**WHAT IS REQUIRED**
Give the listing below again in full, exactly as written.

**INPUT DATA**
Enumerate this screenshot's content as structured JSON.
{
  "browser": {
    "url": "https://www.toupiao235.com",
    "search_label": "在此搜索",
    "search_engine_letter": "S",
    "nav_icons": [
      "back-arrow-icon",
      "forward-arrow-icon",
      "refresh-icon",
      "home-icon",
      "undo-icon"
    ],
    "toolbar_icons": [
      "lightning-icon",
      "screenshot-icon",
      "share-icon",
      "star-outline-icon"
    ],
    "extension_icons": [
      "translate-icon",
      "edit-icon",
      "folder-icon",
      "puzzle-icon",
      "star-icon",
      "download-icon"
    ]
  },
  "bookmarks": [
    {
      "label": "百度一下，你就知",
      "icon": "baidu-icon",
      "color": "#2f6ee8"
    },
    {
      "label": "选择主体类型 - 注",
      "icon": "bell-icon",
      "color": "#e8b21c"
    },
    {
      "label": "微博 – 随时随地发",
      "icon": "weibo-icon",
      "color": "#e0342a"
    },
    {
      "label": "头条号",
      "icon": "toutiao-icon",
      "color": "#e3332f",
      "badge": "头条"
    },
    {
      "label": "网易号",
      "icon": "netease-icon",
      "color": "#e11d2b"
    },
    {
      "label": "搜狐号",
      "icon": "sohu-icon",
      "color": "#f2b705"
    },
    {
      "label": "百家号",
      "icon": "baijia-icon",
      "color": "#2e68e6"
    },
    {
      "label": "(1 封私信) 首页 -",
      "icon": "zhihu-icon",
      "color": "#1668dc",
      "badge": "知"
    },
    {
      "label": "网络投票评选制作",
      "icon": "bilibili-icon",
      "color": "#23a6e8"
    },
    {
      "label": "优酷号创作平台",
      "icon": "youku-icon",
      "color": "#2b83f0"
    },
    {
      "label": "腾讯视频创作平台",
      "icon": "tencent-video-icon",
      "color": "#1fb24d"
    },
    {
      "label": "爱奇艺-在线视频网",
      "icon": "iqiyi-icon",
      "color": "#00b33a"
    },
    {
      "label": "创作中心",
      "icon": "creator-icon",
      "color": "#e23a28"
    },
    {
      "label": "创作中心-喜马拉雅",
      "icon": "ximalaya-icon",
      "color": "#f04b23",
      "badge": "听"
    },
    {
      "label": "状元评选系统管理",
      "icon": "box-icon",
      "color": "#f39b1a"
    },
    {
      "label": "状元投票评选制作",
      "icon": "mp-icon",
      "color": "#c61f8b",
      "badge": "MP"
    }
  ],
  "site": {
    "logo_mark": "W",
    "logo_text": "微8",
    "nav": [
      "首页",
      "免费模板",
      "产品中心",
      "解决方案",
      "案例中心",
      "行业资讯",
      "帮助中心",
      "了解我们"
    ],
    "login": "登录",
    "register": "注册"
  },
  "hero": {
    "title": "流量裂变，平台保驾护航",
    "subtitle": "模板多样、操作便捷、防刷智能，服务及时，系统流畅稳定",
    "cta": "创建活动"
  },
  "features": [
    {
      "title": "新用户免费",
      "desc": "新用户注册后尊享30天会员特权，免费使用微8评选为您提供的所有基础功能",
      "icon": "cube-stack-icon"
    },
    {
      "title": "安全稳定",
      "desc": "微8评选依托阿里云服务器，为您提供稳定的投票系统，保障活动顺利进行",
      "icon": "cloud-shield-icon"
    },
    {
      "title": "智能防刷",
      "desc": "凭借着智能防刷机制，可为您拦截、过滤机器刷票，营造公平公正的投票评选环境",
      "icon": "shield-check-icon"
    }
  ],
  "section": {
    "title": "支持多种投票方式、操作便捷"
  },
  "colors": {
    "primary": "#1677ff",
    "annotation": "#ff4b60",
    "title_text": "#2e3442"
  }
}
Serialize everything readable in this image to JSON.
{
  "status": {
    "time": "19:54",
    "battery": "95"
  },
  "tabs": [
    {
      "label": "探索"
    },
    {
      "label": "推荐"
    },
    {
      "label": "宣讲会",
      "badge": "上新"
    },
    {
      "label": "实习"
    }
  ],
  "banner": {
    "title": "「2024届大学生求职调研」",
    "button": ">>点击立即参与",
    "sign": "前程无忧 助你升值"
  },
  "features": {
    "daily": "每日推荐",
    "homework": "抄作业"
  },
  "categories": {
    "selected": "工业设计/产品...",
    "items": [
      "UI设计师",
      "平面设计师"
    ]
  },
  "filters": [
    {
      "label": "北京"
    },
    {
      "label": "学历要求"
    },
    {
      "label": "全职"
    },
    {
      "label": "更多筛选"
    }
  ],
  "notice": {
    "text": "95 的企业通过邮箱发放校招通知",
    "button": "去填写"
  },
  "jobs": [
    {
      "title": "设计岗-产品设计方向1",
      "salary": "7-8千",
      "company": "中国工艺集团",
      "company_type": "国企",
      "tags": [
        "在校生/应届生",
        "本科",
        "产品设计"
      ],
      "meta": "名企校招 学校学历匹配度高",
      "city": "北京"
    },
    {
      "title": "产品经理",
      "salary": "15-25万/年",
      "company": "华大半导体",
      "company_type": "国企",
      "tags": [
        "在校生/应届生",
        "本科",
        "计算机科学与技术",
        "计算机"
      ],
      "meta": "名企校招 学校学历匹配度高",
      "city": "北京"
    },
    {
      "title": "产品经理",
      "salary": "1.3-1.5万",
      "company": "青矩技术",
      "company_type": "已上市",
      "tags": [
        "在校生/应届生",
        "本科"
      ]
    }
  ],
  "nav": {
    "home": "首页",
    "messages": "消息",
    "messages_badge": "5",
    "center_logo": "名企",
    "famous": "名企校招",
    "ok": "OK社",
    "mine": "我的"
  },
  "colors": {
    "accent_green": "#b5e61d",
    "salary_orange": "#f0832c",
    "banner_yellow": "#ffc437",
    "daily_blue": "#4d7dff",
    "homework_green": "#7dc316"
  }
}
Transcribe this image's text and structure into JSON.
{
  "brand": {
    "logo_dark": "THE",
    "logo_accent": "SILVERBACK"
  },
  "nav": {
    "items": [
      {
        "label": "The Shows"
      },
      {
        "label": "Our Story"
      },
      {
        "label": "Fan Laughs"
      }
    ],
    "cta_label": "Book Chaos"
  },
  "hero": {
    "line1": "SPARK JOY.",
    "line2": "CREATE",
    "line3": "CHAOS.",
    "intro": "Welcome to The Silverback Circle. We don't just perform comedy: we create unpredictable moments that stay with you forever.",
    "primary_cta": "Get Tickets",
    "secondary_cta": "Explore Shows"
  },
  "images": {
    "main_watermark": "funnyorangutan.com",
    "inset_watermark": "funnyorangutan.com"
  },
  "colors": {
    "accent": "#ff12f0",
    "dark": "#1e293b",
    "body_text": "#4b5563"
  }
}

**EXERCISE RESULT**
Enumerate this screenshot's content as structured JSON.
{
  "browser": {
    "url": "https://www.toupiao235.com",
    "search_label": "在此搜索",
    "search_engine_letter": "S",
    "nav_icons": [
      "back-arrow-icon",
      "forward-arrow-icon",
      "refresh-icon",
      "home-icon",
      "undo-icon"
    ],
    "toolbar_icons": [
      "lightning-icon",
      "screenshot-icon",
      "share-icon",
      "star-outline-icon"
    ],
    "extension_icons": [
      "translate-icon",
      "edit-icon",
      "folder-icon",
      "puzzle-icon",
      "star-icon",
      "download-icon"
    ]
  },
  "bookmarks": [
    {
      "label": "百度一下，你就知",
      "icon": "baidu-icon",
      "color": "#2f6ee8"
    },
    {
      "label": "选择主体类型 - 注",
      "icon": "bell-icon",
      "color": "#e8b21c"
    },
    {
      "label": "微博 – 随时随地发",
      "icon": "weibo-icon",
      "color": "#e0342a"
    },
    {
      "label": "头条号",
      "icon": "toutiao-icon",
      "color": "#e3332f",
      "badge": "头条"
    },
    {
      "label": "网易号",
      "icon": "netease-icon",
      "color": "#e11d2b"
    },
    {
      "label": "搜狐号",
      "icon": "sohu-icon",
      "color": "#f2b705"
    },
    {
      "label": "百家号",
      "icon": "baijia-icon",
      "color": "#2e68e6"
    },
    {
      "label": "(1 封私信) 首页 -",
      "icon": "zhihu-icon",
      "color": "#1668dc",
      "badge": "知"
    },
    {
      "label": "网络投票评选制作",
      "icon": "bilibili-icon",
      "color": "#23a6e8"
    },
    {
      "label": "优酷号创作平台",
      "icon": "youku-icon",
      "color": "#2b83f0"
    },
    {
      "label": "腾讯视频创作平台",
      "icon": "tencent-video-icon",
      "color": "#1fb24d"
    },
    {
      "label": "爱奇艺-在线视频网",
      "icon": "iqiyi-icon",
      "color": "#00b33a"
    },
    {
      "label": "创作中心",
      "icon": "creator-icon",
      "color": "#e23a28"
    },
    {
      "label": "创作中心-喜马拉雅",
      "icon": "ximalaya-icon",
      "color": "#f04b23",
      "badge": "听"
    },
    {
      "label": "状元评选系统管理",
      "icon": "box-icon",
      "color": "#f39b1a"
    },
    {
      "label": "状元投票评选制作",
      "icon": "mp-icon",
      "color": "#c61f8b",
      "badge": "MP"
    }
  ],
  "site": {
    "logo_mark": "W",
    "logo_text": "微8",
    "nav": [
      "首页",
      "免费模板",
      "产品中心",
      "解决方案",
      "案例中心",
      "行业资讯",
      "帮助中心",
      "了解我们"
    ],
    "login": "登录",
    "register": "注册"
  },
  "hero": {
    "title": "流量裂变，平台保驾护航",
    "subtitle": "模板多样、操作便捷、防刷智能，服务及时，系统流畅稳定",
    "cta": "创建活动"
  },
  "features": [
    {
      "title": "新用户免费",
      "desc": "新用户注册后尊享30天会员特权，免费使用微8评选为您提供的所有基础功能",
      "icon": "cube-stack-icon"
    },
    {
      "title": "安全稳定",
      "desc": "微8评选依托阿里云服务器，为您提供稳定的投票系统，保障活动顺利进行",
      "icon": "cloud-shield-icon"
    },
    {
      "title": "智能防刷",
      "desc": "凭借着智能防刷机制，可为您拦截、过滤机器刷票，营造公平公正的投票评选环境",
      "icon": "shield-check-icon"
    }
  ],
  "section": {
    "title": "支持多种投票方式、操作便捷"
  },
  "colors": {
    "primary": "#1677ff",
    "annotation": "#ff4b60",
    "title_text": "#2e3442"
  }
}
Serialize everything readable in this image to JSON.
{
  "status": {
    "time": "19:54",
    "battery": "95"
  },
  "tabs": [
    {
      "label": "探索"
    },
    {
      "label": "推荐"
    },
    {
      "label": "宣讲会",
      "badge": "上新"
    },
    {
      "label": "实习"
    }
  ],
  "banner": {
    "title": "「2024届大学生求职调研」",
    "button": ">>点击立即参与",
    "sign": "前程无忧 助你升值"
  },
  "features": {
    "daily": "每日推荐",
    "homework": "抄作业"
  },
  "categories": {
    "selected": "工业设计/产品...",
    "items": [
      "UI设计师",
      "平面设计师"
    ]
  },
  "filters": [
    {
      "label": "北京"
    },
    {
      "label": "学历要求"
    },
    {
      "label": "全职"
    },
    {
      "label": "更多筛选"
    }
  ],
  "notice": {
    "text": "95 的企业通过邮箱发放校招通知",
    "button": "去填写"
  },
  "jobs": [
    {
      "title": "设计岗-产品设计方向1",
      "salary": "7-8千",
      "company": "中国工艺集团",
      "company_type": "国企",
      "tags": [
        "在校生/应届生",
        "本科",
        "产品设计"
      ],
      "meta": "名企校招 学校学历匹配度高",
      "city": "北京"
    },
    {
      "title": "产品经理",
      "salary": "15-25万/年",
      "company": "华大半导体",
      "company_type": "国企",
      "tags": [
        "在校生/应届生",
        "本科",
        "计算机科学与技术",
        "计算机"
      ],
      "meta": "名企校招 学校学历匹配度高",
      "city": "北京"
    },
    {
      "title": "产品经理",
      "salary": "1.3-1.5万",
      "company": "青矩技术",
      "company_type": "已上市",
      "tags": [
        "在校生/应届生",
        "本科"
      ]
    }
  ],
  "nav": {
    "home": "首页",
    "messages": "消息",
    "messages_badge": "5",
    "center_logo": "名企",
    "famous": "名企校招",
    "ok": "OK社",
    "mine": "我的"
  },
  "colors": {
    "accent_green": "#b5e61d",
    "salary_orange": "#f0832c",
    "banner_yellow": "#ffc437",
    "daily_blue": "#4d7dff",
    "homework_green": "#7dc316"
  }
}
Transcribe this image's text and structure into JSON.
{
  "brand": {
    "logo_dark": "THE",
    "logo_accent": "SILVERBACK"
  },
  "nav": {
    "items": [
      {
        "label": "The Shows"
      },
      {
        "label": "Our Story"
      },
      {
        "label": "Fan Laughs"
      }
    ],
    "cta_label": "Book Chaos"
  },
  "hero": {
    "line1": "SPARK JOY.",
    "line2": "CREATE",
    "line3": "CHAOS.",
    "intro": "Welcome to The Silverback Circle. We don't just perform comedy: we create unpredictable moments that stay with you forever.",
    "primary_cta": "Get Tickets",
    "secondary_cta": "Explore Shows"
  },
  "images": {
    "main_watermark": "funnyorangutan.com",
    "inset_watermark": "funnyorangutan.com"
  },
  "colors": {
    "accent": "#ff12f0",
    "dark": "#1e293b",
    "body_text": "#4b5563"
  }
}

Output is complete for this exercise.